WHAT YOU WILL DO: Copy out all the lines in the records that include the word "لوگوں".

# SUPPLIED RECORDS start

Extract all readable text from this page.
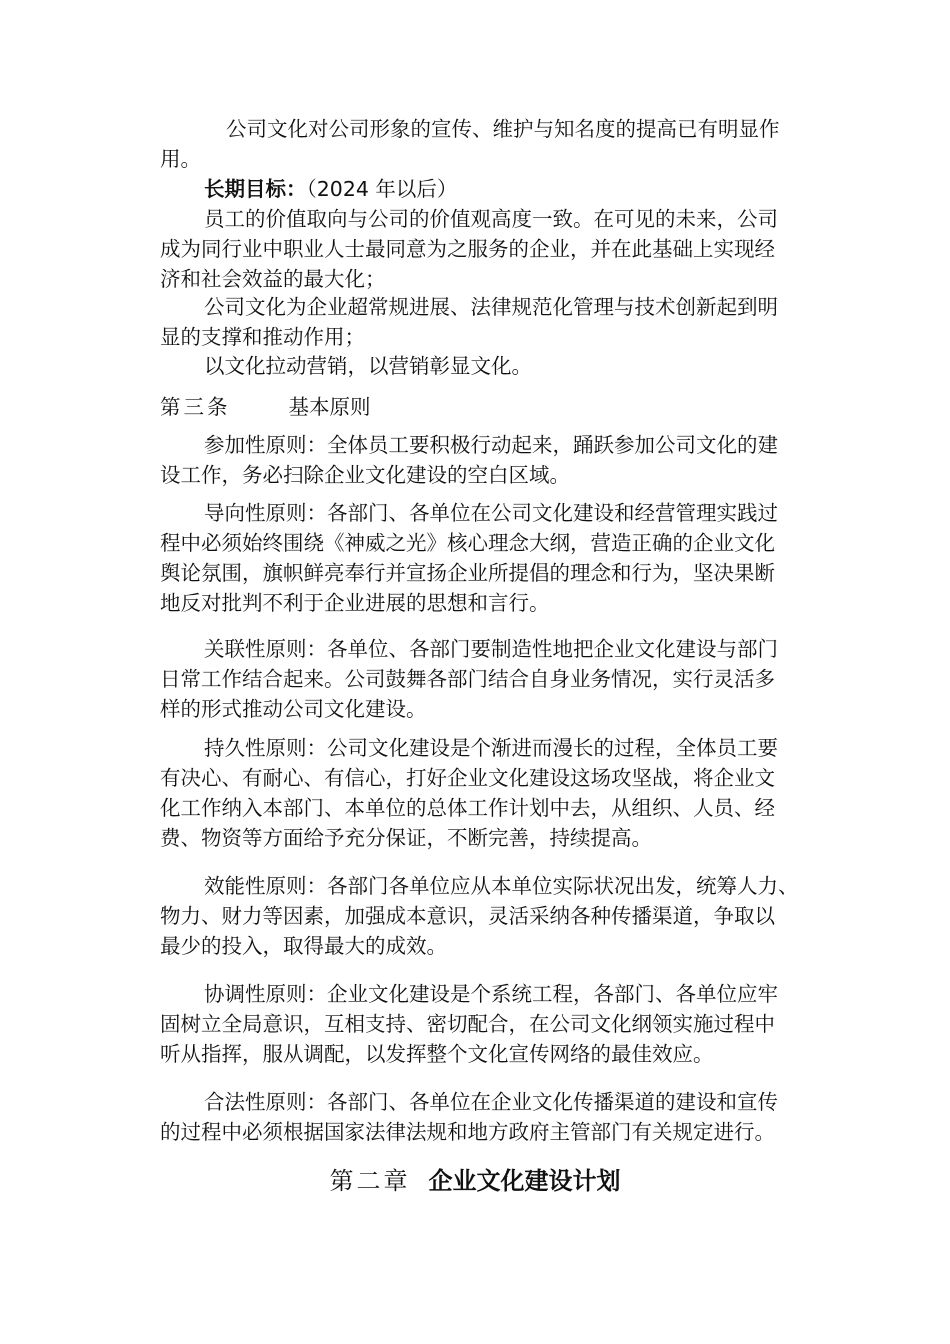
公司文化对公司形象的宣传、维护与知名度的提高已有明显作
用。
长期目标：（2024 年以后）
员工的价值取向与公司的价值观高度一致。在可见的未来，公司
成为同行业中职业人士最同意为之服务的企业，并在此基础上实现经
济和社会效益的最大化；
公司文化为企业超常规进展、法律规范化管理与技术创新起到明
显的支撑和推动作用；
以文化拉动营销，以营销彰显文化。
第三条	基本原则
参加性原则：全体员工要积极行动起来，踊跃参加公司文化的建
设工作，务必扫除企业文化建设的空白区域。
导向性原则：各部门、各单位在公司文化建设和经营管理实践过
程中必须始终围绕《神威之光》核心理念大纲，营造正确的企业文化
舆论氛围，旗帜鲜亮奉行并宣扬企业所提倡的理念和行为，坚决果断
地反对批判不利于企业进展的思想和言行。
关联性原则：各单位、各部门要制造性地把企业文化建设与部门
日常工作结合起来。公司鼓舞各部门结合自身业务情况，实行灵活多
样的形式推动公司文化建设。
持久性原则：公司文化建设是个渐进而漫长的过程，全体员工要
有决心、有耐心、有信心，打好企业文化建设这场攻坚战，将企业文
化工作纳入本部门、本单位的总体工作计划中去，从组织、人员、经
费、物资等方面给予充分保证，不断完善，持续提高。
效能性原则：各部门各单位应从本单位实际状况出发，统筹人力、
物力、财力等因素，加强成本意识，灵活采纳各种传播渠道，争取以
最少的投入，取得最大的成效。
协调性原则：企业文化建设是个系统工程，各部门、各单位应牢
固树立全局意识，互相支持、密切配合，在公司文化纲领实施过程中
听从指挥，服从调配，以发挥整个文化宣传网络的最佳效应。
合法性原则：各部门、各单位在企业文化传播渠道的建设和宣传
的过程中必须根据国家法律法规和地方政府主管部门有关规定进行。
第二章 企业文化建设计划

# SUPPLIED RECORDS end
# SUPPLIED RECORDS start

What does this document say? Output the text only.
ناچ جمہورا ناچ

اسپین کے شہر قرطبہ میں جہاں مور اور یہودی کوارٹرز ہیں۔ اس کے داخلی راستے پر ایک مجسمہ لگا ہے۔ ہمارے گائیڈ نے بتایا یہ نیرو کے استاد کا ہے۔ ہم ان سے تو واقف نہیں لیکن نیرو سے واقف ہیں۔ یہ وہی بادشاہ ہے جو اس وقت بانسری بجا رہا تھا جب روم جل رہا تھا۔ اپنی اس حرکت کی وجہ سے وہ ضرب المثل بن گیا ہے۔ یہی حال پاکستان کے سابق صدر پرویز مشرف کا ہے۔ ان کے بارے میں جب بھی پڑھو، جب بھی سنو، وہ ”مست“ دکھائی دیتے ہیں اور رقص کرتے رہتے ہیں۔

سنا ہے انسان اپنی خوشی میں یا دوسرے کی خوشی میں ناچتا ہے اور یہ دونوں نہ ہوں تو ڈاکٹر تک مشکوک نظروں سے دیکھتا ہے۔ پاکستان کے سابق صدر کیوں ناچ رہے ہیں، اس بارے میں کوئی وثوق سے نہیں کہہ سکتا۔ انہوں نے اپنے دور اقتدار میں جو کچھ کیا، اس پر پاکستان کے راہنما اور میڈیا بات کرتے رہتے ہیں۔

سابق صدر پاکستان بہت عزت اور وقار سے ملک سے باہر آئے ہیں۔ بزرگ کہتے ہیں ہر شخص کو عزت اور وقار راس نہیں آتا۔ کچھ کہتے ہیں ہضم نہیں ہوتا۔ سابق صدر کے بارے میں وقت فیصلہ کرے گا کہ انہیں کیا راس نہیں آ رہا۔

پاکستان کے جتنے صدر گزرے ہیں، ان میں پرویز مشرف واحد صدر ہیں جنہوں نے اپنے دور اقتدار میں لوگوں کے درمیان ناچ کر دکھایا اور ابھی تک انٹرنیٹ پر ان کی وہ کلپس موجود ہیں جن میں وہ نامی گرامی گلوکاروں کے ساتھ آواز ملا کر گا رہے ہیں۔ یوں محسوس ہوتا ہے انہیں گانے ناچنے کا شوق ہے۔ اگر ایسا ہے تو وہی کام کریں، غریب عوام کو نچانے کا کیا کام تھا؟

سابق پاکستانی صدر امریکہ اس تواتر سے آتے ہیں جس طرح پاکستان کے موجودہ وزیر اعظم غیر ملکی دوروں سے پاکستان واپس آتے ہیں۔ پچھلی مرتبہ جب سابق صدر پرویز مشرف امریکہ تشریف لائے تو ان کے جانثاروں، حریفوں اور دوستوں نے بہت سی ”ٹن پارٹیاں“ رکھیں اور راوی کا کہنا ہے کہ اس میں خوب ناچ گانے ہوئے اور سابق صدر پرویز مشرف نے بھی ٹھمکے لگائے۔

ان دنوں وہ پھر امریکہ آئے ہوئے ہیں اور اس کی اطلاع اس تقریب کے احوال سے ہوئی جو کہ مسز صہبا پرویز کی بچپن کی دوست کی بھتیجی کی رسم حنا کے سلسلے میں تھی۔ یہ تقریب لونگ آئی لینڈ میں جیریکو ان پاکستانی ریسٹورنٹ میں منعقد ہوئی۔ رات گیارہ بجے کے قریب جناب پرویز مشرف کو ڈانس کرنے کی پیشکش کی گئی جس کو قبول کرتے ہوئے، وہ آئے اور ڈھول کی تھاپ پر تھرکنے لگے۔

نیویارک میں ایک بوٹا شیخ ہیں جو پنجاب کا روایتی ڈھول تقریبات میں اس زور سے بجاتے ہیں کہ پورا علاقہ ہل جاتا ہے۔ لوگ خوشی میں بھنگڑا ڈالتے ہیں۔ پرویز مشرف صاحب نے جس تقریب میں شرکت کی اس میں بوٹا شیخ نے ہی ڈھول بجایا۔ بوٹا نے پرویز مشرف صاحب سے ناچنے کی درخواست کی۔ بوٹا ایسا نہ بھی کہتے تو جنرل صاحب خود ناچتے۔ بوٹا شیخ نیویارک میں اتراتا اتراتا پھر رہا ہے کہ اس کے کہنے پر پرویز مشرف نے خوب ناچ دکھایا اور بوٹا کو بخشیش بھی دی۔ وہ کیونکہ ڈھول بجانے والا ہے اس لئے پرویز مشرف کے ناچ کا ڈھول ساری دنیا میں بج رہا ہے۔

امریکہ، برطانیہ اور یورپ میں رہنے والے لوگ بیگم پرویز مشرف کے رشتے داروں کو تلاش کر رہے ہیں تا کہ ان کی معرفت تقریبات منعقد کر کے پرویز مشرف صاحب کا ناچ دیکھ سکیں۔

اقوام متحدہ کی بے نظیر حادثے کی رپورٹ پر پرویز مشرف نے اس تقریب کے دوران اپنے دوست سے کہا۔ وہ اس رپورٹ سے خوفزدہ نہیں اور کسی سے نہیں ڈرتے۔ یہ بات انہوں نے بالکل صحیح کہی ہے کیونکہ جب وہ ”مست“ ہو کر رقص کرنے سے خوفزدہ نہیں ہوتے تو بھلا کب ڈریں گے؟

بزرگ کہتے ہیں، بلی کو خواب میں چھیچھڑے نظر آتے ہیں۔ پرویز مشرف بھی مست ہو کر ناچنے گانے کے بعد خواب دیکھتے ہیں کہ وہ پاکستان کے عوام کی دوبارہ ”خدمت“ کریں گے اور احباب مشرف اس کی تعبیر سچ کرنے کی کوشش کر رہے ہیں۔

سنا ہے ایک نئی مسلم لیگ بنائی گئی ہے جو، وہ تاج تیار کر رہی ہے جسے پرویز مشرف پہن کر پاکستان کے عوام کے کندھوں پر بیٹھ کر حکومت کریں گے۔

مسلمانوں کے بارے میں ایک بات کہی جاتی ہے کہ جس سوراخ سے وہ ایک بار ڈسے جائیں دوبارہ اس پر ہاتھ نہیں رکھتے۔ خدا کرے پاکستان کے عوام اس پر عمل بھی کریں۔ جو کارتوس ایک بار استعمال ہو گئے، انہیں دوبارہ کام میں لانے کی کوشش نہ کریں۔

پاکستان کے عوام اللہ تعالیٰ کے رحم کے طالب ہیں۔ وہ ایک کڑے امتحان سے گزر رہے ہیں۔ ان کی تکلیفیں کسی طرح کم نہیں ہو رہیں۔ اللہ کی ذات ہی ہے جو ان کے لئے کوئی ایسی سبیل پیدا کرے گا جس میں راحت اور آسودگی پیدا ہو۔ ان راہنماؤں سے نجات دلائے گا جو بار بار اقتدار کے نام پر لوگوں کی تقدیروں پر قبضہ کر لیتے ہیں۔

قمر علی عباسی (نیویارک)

# SUPPLIED RECORDS end

OUTPUT FOR THIS EXERCISE:
پاکستان کے جتنے صدر گزرے ہیں، ان میں پرویز مشرف واحد صدر ہیں جنہوں نے اپنے دور اقتدار میں لوگوں کے درمیان ناچ کر دکھایا اور ابھی تک انٹرنیٹ پر ان کی وہ کلپس موجود ہیں جن میں وہ نامی گرامی گلوکاروں کے ساتھ آواز ملا کر گا رہے ہیں۔ یوں محسوس ہوتا ہے انہیں گانے ناچنے کا شوق ہے۔ اگر ایسا ہے تو وہی کام کریں، غریب عوام کو نچانے کا کیا کام تھا؟
پاکستان کے عوام اللہ تعالیٰ کے رحم کے طالب ہیں۔ وہ ایک کڑے امتحان سے گزر رہے ہیں۔ ان کی تکلیفیں کسی طرح کم نہیں ہو رہیں۔ اللہ کی ذات ہی ہے جو ان کے لئے کوئی ایسی سبیل پیدا کرے گا جس میں راحت اور آسودگی پیدا ہو۔ ان راہنماؤں سے نجات دلائے گا جو بار بار اقتدار کے نام پر لوگوں کی تقدیروں پر قبضہ کر لیتے ہیں۔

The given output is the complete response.